> SHORT TASK
Repeat all of the records verbatim.

> EXERCISE DATA
## Start

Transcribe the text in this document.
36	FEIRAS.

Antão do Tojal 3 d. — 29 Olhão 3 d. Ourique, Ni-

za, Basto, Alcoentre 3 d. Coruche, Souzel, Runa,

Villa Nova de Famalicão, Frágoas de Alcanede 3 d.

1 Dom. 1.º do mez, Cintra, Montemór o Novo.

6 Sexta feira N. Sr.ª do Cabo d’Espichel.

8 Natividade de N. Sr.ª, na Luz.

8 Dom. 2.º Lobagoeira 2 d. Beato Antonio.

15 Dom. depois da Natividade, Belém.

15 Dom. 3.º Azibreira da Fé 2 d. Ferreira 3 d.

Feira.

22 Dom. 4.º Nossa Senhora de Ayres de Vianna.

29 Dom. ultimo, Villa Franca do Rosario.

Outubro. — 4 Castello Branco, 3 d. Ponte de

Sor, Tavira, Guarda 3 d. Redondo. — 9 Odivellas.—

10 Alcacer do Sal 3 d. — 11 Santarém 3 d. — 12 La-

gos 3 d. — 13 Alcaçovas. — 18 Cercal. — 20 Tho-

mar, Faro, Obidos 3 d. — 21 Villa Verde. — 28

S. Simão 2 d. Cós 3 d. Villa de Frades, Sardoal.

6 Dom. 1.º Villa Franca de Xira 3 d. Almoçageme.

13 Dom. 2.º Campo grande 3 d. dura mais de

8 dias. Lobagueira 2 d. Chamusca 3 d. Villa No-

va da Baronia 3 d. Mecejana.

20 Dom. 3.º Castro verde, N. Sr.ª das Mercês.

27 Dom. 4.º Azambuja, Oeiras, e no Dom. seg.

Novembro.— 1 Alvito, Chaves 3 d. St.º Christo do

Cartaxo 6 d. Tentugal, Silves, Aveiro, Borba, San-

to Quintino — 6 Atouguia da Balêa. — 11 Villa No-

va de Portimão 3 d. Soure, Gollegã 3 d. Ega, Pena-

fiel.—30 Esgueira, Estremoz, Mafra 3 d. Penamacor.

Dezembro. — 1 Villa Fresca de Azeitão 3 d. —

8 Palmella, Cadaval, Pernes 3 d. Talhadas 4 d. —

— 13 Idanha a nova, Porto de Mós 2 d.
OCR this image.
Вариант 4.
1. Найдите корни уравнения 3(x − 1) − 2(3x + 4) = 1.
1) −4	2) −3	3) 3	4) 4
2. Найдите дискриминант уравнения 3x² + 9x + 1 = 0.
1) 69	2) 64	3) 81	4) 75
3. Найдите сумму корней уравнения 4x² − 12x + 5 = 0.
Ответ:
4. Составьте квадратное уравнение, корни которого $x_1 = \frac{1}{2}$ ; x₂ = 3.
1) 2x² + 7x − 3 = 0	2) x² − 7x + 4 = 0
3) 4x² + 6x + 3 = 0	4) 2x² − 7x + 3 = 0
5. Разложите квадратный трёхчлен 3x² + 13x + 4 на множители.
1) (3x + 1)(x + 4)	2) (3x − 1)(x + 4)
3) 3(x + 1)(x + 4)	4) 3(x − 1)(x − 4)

## End

> ANSWER IN FULL
Transcribe the text in this document.
36	FEIRAS.

Antão do Tojal 3 d. — 29 Olhão 3 d. Ourique, Ni-

za, Basto, Alcoentre 3 d. Coruche, Souzel, Runa,

Villa Nova de Famalicão, Frágoas de Alcanede 3 d.

1 Dom. 1.º do mez, Cintra, Montemór o Novo.

6 Sexta feira N. Sr.ª do Cabo d’Espichel.

8 Natividade de N. Sr.ª, na Luz.

8 Dom. 2.º Lobagoeira 2 d. Beato Antonio.

15 Dom. depois da Natividade, Belém.

15 Dom. 3.º Azibreira da Fé 2 d. Ferreira 3 d.

Feira.

22 Dom. 4.º Nossa Senhora de Ayres de Vianna.

29 Dom. ultimo, Villa Franca do Rosario.

Outubro. — 4 Castello Branco, 3 d. Ponte de

Sor, Tavira, Guarda 3 d. Redondo. — 9 Odivellas.—

10 Alcacer do Sal 3 d. — 11 Santarém 3 d. — 12 La-

gos 3 d. — 13 Alcaçovas. — 18 Cercal. — 20 Tho-

mar, Faro, Obidos 3 d. — 21 Villa Verde. — 28

S. Simão 2 d. Cós 3 d. Villa de Frades, Sardoal.

6 Dom. 1.º Villa Franca de Xira 3 d. Almoçageme.

13 Dom. 2.º Campo grande 3 d. dura mais de

8 dias. Lobagueira 2 d. Chamusca 3 d. Villa No-

va da Baronia 3 d. Mecejana.

20 Dom. 3.º Castro verde, N. Sr.ª das Mercês.

27 Dom. 4.º Azambuja, Oeiras, e no Dom. seg.

Novembro.— 1 Alvito, Chaves 3 d. St.º Christo do

Cartaxo 6 d. Tentugal, Silves, Aveiro, Borba, San-

to Quintino — 6 Atouguia da Balêa. — 11 Villa No-

va de Portimão 3 d. Soure, Gollegã 3 d. Ega, Pena-

fiel.—30 Esgueira, Estremoz, Mafra 3 d. Penamacor.

Dezembro. — 1 Villa Fresca de Azeitão 3 d. —

8 Palmella, Cadaval, Pernes 3 d. Talhadas 4 d. —

— 13 Idanha a nova, Porto de Mós 2 d.
OCR this image.
Вариант 4.
1. Найдите корни уравнения 3(x − 1) − 2(3x + 4) = 1.
1) −4	2) −3	3) 3	4) 4
2. Найдите дискриминант уравнения 3x² + 9x + 1 = 0.
1) 69	2) 64	3) 81	4) 75
3. Найдите сумму корней уравнения 4x² − 12x + 5 = 0.
Ответ:
4. Составьте квадратное уравнение, корни которого $x_1 = \frac{1}{2}$ ; x₂ = 3.
1) 2x² + 7x − 3 = 0	2) x² − 7x + 4 = 0
3) 4x² + 6x + 3 = 0	4) 2x² − 7x + 3 = 0
5. Разложите квадратный трёхчлен 3x² + 13x + 4 на множители.
1) (3x + 1)(x + 4)	2) (3x − 1)(x + 4)
3) 3(x + 1)(x + 4)	4) 3(x − 1)(x − 4)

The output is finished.